- [Data records]
===============
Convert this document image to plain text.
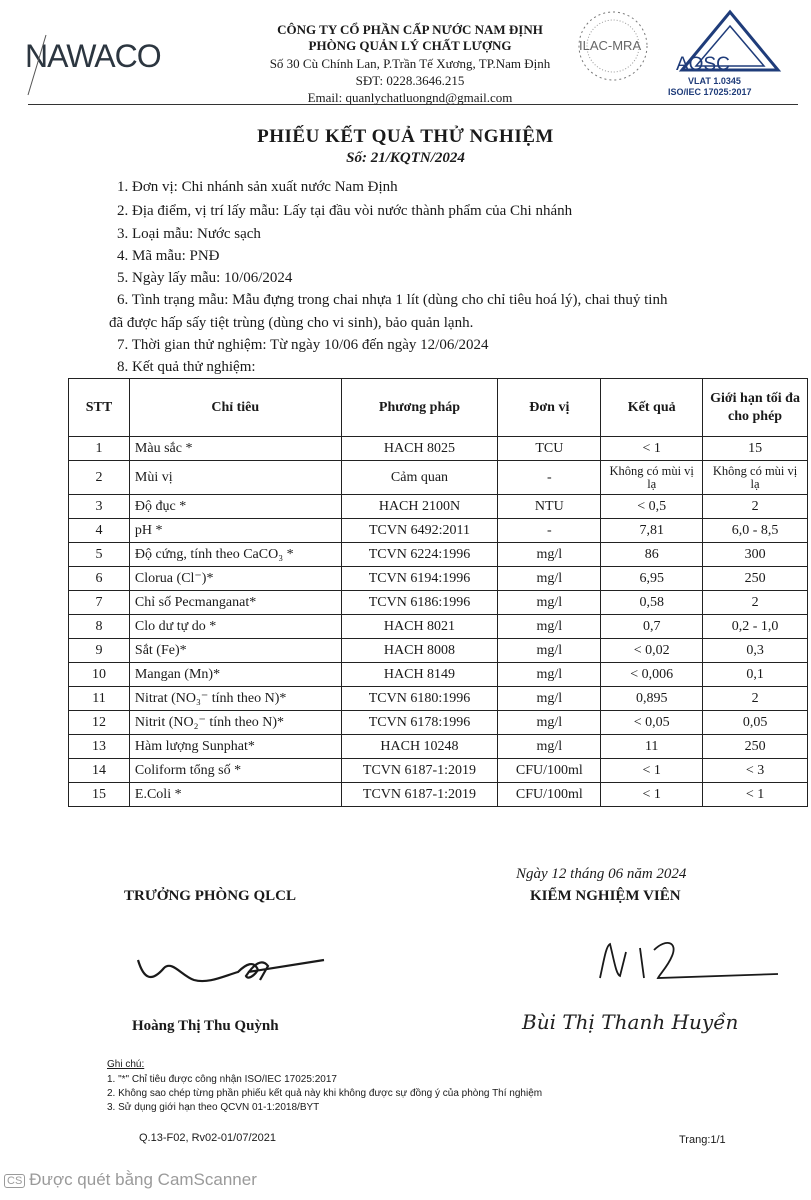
NAWACO
CÔNG TY CỔ PHẦN CẤP NƯỚC NAM ĐỊNH
PHÒNG QUẢN LÝ CHẤT LƯỢNG
Số 30 Cù Chính Lan, P.Trần Tế Xương, TP.Nam Định
SĐT: 0228.3646.215
Email: quanlychatluongnd@gmail.com
ILAC-MRA
AOSC
VLAT 1.0345
ISO/IEC 17025:2017
PHIẾU KẾT QUẢ THỬ NGHIỆM
Số: 21/KQTN/2024
1. Đơn vị: Chi nhánh sản xuất nước Nam Định
2. Địa điểm, vị trí lấy mẫu: Lấy tại đầu vòi nước thành phẩm của Chi nhánh
3. Loại mẫu: Nước sạch
4. Mã mẫu: PNĐ
5. Ngày lấy mẫu: 10/06/2024
6. Tình trạng mẫu: Mẫu đựng trong chai nhựa 1 lít (dùng cho chỉ tiêu hoá lý), chai thuỷ tinh
đã được hấp sấy tiệt trùng (dùng cho vi sinh), bảo quản lạnh.
7. Thời gian thử nghiệm: Từ ngày 10/06 đến ngày 12/06/2024
8. Kết quả thử nghiệm:
STT	Chỉ tiêu	Phương pháp	Đơn vị	Kết quả	Giới hạn tối đa cho phép
1	Màu sắc *	HACH 8025	TCU	< 1	15
2	Mùi vị	Cảm quan	-	Không có mùi vị lạ	Không có mùi vị lạ
3	Độ đục *	HACH 2100N	NTU	< 0,5	2
4	pH *	TCVN 6492:2011	-	7,81	6,0 - 8,5
5	Độ cứng, tính theo CaCO₃ *	TCVN 6224:1996	mg/l	86	300
6	Clorua (Cl⁻)*	TCVN 6194:1996	mg/l	6,95	250
7	Chỉ số Pecmanganat*	TCVN 6186:1996	mg/l	0,58	2
8	Clo dư tự do *	HACH 8021	mg/l	0,7	0,2 - 1,0
9	Sắt (Fe)*	HACH 8008	mg/l	< 0,02	0,3
10	Mangan (Mn)*	HACH 8149	mg/l	< 0,006	0,1
11	Nitrat (NO₃⁻ tính theo N)*	TCVN 6180:1996	mg/l	0,895	2
12	Nitrit (NO₂⁻ tính theo N)*	TCVN 6178:1996	mg/l	< 0,05	0,05
13	Hàm lượng Sunphat*	HACH 10248	mg/l	11	250
14	Coliform tổng số *	TCVN 6187-1:2019	CFU/100ml	< 1	< 3
15	E.Coli *	TCVN 6187-1:2019	CFU/100ml	< 1	< 1
Ngày 12 tháng 06 năm 2024
TRƯỞNG PHÒNG QLCL	KIỂM NGHIỆM VIÊN
Hoàng Thị Thu Quỳnh	Bùi Thị Thanh Huyền
Ghi chú:
1. "*" Chỉ tiêu được công nhận ISO/IEC 17025:2017
2. Không sao chép từng phần phiếu kết quả này khi không được sự đồng ý của phòng Thí nghiệm
3. Sử dụng giới hạn theo QCVN 01-1:2018/BYT
Q.13-F02, Rv02-01/07/2021	Trang:1/1
CS Được quét bằng CamScanner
===============
- [Exercise brief] Repeat the preceding records precisely, and leave every picture out of the copy.

- [Answer to the exercise]
Convert this document image to plain text.
NAWACO
CÔNG TY CỔ PHẦN CẤP NƯỚC NAM ĐỊNH
PHÒNG QUẢN LÝ CHẤT LƯỢNG
Số 30 Cù Chính Lan, P.Trần Tế Xương, TP.Nam Định
SĐT: 0228.3646.215
Email: quanlychatluongnd@gmail.com
ILAC-MRA
AOSC
VLAT 1.0345
ISO/IEC 17025:2017
PHIẾU KẾT QUẢ THỬ NGHIỆM
Số: 21/KQTN/2024
1. Đơn vị: Chi nhánh sản xuất nước Nam Định
2. Địa điểm, vị trí lấy mẫu: Lấy tại đầu vòi nước thành phẩm của Chi nhánh
3. Loại mẫu: Nước sạch
4. Mã mẫu: PNĐ
5. Ngày lấy mẫu: 10/06/2024
6. Tình trạng mẫu: Mẫu đựng trong chai nhựa 1 lít (dùng cho chỉ tiêu hoá lý), chai thuỷ tinh
đã được hấp sấy tiệt trùng (dùng cho vi sinh), bảo quản lạnh.
7. Thời gian thử nghiệm: Từ ngày 10/06 đến ngày 12/06/2024
8. Kết quả thử nghiệm:
STT	Chỉ tiêu	Phương pháp	Đơn vị	Kết quả	Giới hạn tối đa cho phép
1	Màu sắc *	HACH 8025	TCU	< 1	15
2	Mùi vị	Cảm quan	-	Không có mùi vị lạ	Không có mùi vị lạ
3	Độ đục *	HACH 2100N	NTU	< 0,5	2
4	pH *	TCVN 6492:2011	-	7,81	6,0 - 8,5
5	Độ cứng, tính theo CaCO₃ *	TCVN 6224:1996	mg/l	86	300
6	Clorua (Cl⁻)*	TCVN 6194:1996	mg/l	6,95	250
7	Chỉ số Pecmanganat*	TCVN 6186:1996	mg/l	0,58	2
8	Clo dư tự do *	HACH 8021	mg/l	0,7	0,2 - 1,0
9	Sắt (Fe)*	HACH 8008	mg/l	< 0,02	0,3
10	Mangan (Mn)*	HACH 8149	mg/l	< 0,006	0,1
11	Nitrat (NO₃⁻ tính theo N)*	TCVN 6180:1996	mg/l	0,895	2
12	Nitrit (NO₂⁻ tính theo N)*	TCVN 6178:1996	mg/l	< 0,05	0,05
13	Hàm lượng Sunphat*	HACH 10248	mg/l	11	250
14	Coliform tổng số *	TCVN 6187-1:2019	CFU/100ml	< 1	< 3
15	E.Coli *	TCVN 6187-1:2019	CFU/100ml	< 1	< 1
Ngày 12 tháng 06 năm 2024
TRƯỞNG PHÒNG QLCL	KIỂM NGHIỆM VIÊN
Hoàng Thị Thu Quỳnh	Bùi Thị Thanh Huyền
Ghi chú:
1. "*" Chỉ tiêu được công nhận ISO/IEC 17025:2017
2. Không sao chép từng phần phiếu kết quả này khi không được sự đồng ý của phòng Thí nghiệm
3. Sử dụng giới hạn theo QCVN 01-1:2018/BYT
Q.13-F02, Rv02-01/07/2021	Trang:1/1
CS Được quét bằng CamScanner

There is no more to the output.